**** Material provided
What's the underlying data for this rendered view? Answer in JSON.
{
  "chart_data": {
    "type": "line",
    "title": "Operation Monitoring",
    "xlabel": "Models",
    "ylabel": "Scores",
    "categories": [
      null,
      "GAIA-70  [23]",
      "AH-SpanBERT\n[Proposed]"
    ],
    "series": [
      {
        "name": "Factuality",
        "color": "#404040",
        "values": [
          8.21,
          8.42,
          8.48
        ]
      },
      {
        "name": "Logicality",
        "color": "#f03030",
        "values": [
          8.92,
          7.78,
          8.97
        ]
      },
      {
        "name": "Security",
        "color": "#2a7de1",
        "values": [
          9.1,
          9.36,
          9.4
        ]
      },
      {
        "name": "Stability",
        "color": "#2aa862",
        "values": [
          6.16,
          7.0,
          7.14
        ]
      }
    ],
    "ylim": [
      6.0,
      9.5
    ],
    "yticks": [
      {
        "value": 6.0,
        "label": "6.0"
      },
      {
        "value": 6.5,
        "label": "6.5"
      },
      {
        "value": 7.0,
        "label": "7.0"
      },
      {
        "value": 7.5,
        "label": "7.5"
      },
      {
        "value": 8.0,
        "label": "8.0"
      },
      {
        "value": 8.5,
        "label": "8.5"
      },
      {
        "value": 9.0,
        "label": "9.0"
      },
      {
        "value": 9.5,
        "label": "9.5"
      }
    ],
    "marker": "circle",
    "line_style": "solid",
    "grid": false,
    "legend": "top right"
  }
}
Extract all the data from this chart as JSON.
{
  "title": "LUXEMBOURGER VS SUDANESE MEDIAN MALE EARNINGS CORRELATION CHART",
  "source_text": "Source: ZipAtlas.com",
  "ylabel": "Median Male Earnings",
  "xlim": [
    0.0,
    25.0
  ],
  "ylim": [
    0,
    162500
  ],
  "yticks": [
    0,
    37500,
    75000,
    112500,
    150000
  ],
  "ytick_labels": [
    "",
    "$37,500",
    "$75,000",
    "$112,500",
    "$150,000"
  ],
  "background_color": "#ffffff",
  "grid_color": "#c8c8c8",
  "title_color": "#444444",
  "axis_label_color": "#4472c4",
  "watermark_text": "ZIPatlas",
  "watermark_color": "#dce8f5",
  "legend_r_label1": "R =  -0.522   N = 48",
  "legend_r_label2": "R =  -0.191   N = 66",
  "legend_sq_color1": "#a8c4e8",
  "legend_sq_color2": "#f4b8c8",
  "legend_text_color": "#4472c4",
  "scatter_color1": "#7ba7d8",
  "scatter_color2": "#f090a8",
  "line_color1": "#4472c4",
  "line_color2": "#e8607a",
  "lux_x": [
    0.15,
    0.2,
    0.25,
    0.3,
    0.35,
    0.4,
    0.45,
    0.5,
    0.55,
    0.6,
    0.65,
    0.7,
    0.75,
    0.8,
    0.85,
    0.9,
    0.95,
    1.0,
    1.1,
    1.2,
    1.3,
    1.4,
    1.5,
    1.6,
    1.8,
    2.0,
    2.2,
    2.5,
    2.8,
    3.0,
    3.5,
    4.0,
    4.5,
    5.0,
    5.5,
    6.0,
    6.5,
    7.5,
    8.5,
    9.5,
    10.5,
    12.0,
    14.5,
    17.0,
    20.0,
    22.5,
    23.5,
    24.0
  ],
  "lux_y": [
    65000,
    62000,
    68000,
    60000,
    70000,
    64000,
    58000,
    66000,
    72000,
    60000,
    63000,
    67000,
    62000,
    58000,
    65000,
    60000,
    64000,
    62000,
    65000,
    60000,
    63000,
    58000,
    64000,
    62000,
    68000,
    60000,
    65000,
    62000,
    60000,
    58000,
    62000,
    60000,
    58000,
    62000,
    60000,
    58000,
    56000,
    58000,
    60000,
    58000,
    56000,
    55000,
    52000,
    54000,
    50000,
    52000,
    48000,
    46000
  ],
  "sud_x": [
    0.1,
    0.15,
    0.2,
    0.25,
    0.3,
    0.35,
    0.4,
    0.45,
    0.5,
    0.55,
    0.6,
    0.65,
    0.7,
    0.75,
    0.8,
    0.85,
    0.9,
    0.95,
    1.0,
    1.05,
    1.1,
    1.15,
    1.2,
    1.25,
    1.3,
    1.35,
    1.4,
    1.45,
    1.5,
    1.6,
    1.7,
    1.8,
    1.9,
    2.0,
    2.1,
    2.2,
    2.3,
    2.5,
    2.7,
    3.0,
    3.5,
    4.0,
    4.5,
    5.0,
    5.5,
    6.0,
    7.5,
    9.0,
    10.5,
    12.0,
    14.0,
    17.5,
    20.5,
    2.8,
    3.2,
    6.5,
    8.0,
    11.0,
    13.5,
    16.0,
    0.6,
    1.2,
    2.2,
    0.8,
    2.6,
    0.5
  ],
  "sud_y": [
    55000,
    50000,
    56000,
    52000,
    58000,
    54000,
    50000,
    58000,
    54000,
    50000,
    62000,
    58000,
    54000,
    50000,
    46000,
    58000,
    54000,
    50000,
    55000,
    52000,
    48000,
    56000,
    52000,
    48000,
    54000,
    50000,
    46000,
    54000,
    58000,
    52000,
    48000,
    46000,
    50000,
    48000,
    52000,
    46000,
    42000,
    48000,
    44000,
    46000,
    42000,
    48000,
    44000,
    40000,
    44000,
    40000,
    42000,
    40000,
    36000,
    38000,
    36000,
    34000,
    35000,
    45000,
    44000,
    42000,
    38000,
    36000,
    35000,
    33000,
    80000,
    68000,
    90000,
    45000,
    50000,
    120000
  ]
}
********
> _Problem requirements_
Retype every entry word for word.

> _Solution for this problem_
What's the underlying data for this rendered view? Answer in JSON.
{
  "chart_data": {
    "type": "line",
    "title": "Operation Monitoring",
    "xlabel": "Models",
    "ylabel": "Scores",
    "categories": [
      null,
      "GAIA-70  [23]",
      "AH-SpanBERT\n[Proposed]"
    ],
    "series": [
      {
        "name": "Factuality",
        "color": "#404040",
        "values": [
          8.21,
          8.42,
          8.48
        ]
      },
      {
        "name": "Logicality",
        "color": "#f03030",
        "values": [
          8.92,
          7.78,
          8.97
        ]
      },
      {
        "name": "Security",
        "color": "#2a7de1",
        "values": [
          9.1,
          9.36,
          9.4
        ]
      },
      {
        "name": "Stability",
        "color": "#2aa862",
        "values": [
          6.16,
          7.0,
          7.14
        ]
      }
    ],
    "ylim": [
      6.0,
      9.5
    ],
    "yticks": [
      {
        "value": 6.0,
        "label": "6.0"
      },
      {
        "value": 6.5,
        "label": "6.5"
      },
      {
        "value": 7.0,
        "label": "7.0"
      },
      {
        "value": 7.5,
        "label": "7.5"
      },
      {
        "value": 8.0,
        "label": "8.0"
      },
      {
        "value": 8.5,
        "label": "8.5"
      },
      {
        "value": 9.0,
        "label": "9.0"
      },
      {
        "value": 9.5,
        "label": "9.5"
      }
    ],
    "marker": "circle",
    "line_style": "solid",
    "grid": false,
    "legend": "top right"
  }
}
Extract all the data from this chart as JSON.
{
  "title": "LUXEMBOURGER VS SUDANESE MEDIAN MALE EARNINGS CORRELATION CHART",
  "source_text": "Source: ZipAtlas.com",
  "ylabel": "Median Male Earnings",
  "xlim": [
    0.0,
    25.0
  ],
  "ylim": [
    0,
    162500
  ],
  "yticks": [
    0,
    37500,
    75000,
    112500,
    150000
  ],
  "ytick_labels": [
    "",
    "$37,500",
    "$75,000",
    "$112,500",
    "$150,000"
  ],
  "background_color": "#ffffff",
  "grid_color": "#c8c8c8",
  "title_color": "#444444",
  "axis_label_color": "#4472c4",
  "watermark_text": "ZIPatlas",
  "watermark_color": "#dce8f5",
  "legend_r_label1": "R =  -0.522   N = 48",
  "legend_r_label2": "R =  -0.191   N = 66",
  "legend_sq_color1": "#a8c4e8",
  "legend_sq_color2": "#f4b8c8",
  "legend_text_color": "#4472c4",
  "scatter_color1": "#7ba7d8",
  "scatter_color2": "#f090a8",
  "line_color1": "#4472c4",
  "line_color2": "#e8607a",
  "lux_x": [
    0.15,
    0.2,
    0.25,
    0.3,
    0.35,
    0.4,
    0.45,
    0.5,
    0.55,
    0.6,
    0.65,
    0.7,
    0.75,
    0.8,
    0.85,
    0.9,
    0.95,
    1.0,
    1.1,
    1.2,
    1.3,
    1.4,
    1.5,
    1.6,
    1.8,
    2.0,
    2.2,
    2.5,
    2.8,
    3.0,
    3.5,
    4.0,
    4.5,
    5.0,
    5.5,
    6.0,
    6.5,
    7.5,
    8.5,
    9.5,
    10.5,
    12.0,
    14.5,
    17.0,
    20.0,
    22.5,
    23.5,
    24.0
  ],
  "lux_y": [
    65000,
    62000,
    68000,
    60000,
    70000,
    64000,
    58000,
    66000,
    72000,
    60000,
    63000,
    67000,
    62000,
    58000,
    65000,
    60000,
    64000,
    62000,
    65000,
    60000,
    63000,
    58000,
    64000,
    62000,
    68000,
    60000,
    65000,
    62000,
    60000,
    58000,
    62000,
    60000,
    58000,
    62000,
    60000,
    58000,
    56000,
    58000,
    60000,
    58000,
    56000,
    55000,
    52000,
    54000,
    50000,
    52000,
    48000,
    46000
  ],
  "sud_x": [
    0.1,
    0.15,
    0.2,
    0.25,
    0.3,
    0.35,
    0.4,
    0.45,
    0.5,
    0.55,
    0.6,
    0.65,
    0.7,
    0.75,
    0.8,
    0.85,
    0.9,
    0.95,
    1.0,
    1.05,
    1.1,
    1.15,
    1.2,
    1.25,
    1.3,
    1.35,
    1.4,
    1.45,
    1.5,
    1.6,
    1.7,
    1.8,
    1.9,
    2.0,
    2.1,
    2.2,
    2.3,
    2.5,
    2.7,
    3.0,
    3.5,
    4.0,
    4.5,
    5.0,
    5.5,
    6.0,
    7.5,
    9.0,
    10.5,
    12.0,
    14.0,
    17.5,
    20.5,
    2.8,
    3.2,
    6.5,
    8.0,
    11.0,
    13.5,
    16.0,
    0.6,
    1.2,
    2.2,
    0.8,
    2.6,
    0.5
  ],
  "sud_y": [
    55000,
    50000,
    56000,
    52000,
    58000,
    54000,
    50000,
    58000,
    54000,
    50000,
    62000,
    58000,
    54000,
    50000,
    46000,
    58000,
    54000,
    50000,
    55000,
    52000,
    48000,
    56000,
    52000,
    48000,
    54000,
    50000,
    46000,
    54000,
    58000,
    52000,
    48000,
    46000,
    50000,
    48000,
    52000,
    46000,
    42000,
    48000,
    44000,
    46000,
    42000,
    48000,
    44000,
    40000,
    44000,
    40000,
    42000,
    40000,
    36000,
    38000,
    36000,
    34000,
    35000,
    45000,
    44000,
    42000,
    38000,
    36000,
    35000,
    33000,
    80000,
    68000,
    90000,
    45000,
    50000,
    120000
  ]
}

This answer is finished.